Work out how many lines hold the string "豫光金铅历年存货周转率情况". The answer is a single number, nothing more.

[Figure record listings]
──────────────────────────────

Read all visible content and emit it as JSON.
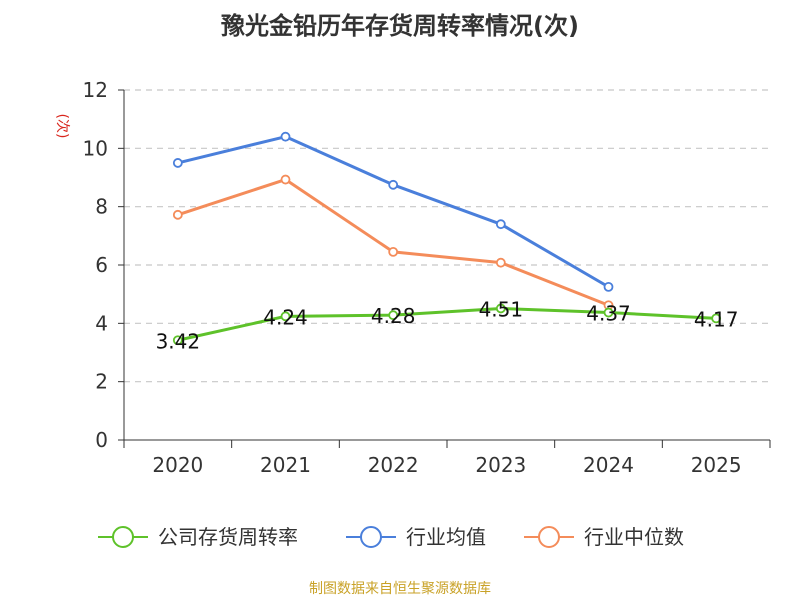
{
  "title": "豫光金铅历年存货周转率情况(次)",
  "source_note": "制图数据来自恒生聚源数据库",
  "colors": {
    "company": "#5ec22a",
    "industry_avg": "#4a7fdb",
    "industry_median": "#f48c5a",
    "grid": "#c8c8c8",
    "axis": "#333333"
  },
  "chart_data": {
    "type": "line",
    "title": "豫光金铅历年存货周转率情况(次)",
    "ylabel": "(次)",
    "xlabel": "",
    "categories": [
      "2020",
      "2021",
      "2022",
      "2023",
      "2024",
      "2025"
    ],
    "ylim": [
      0,
      12
    ],
    "yticks": [
      0,
      2,
      4,
      6,
      8,
      10,
      12
    ],
    "grid": true,
    "legend": "bottom",
    "series": [
      {
        "key": "company",
        "name": "公司存货周转率",
        "values": [
          3.42,
          4.24,
          4.28,
          4.51,
          4.37,
          4.17
        ],
        "labels": [
          "3.42",
          "4.24",
          "4.28",
          "4.51",
          "4.37",
          "4.17"
        ]
      },
      {
        "key": "industry_avg",
        "name": "行业均值",
        "values": [
          9.5,
          10.4,
          8.75,
          7.4,
          5.25,
          null
        ]
      },
      {
        "key": "industry_median",
        "name": "行业中位数",
        "values": [
          7.72,
          8.93,
          6.45,
          6.08,
          4.62,
          null
        ]
      }
    ]
  }
}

──────────────────────────────

-- SOLUTION TO THIS PROBLEM --
2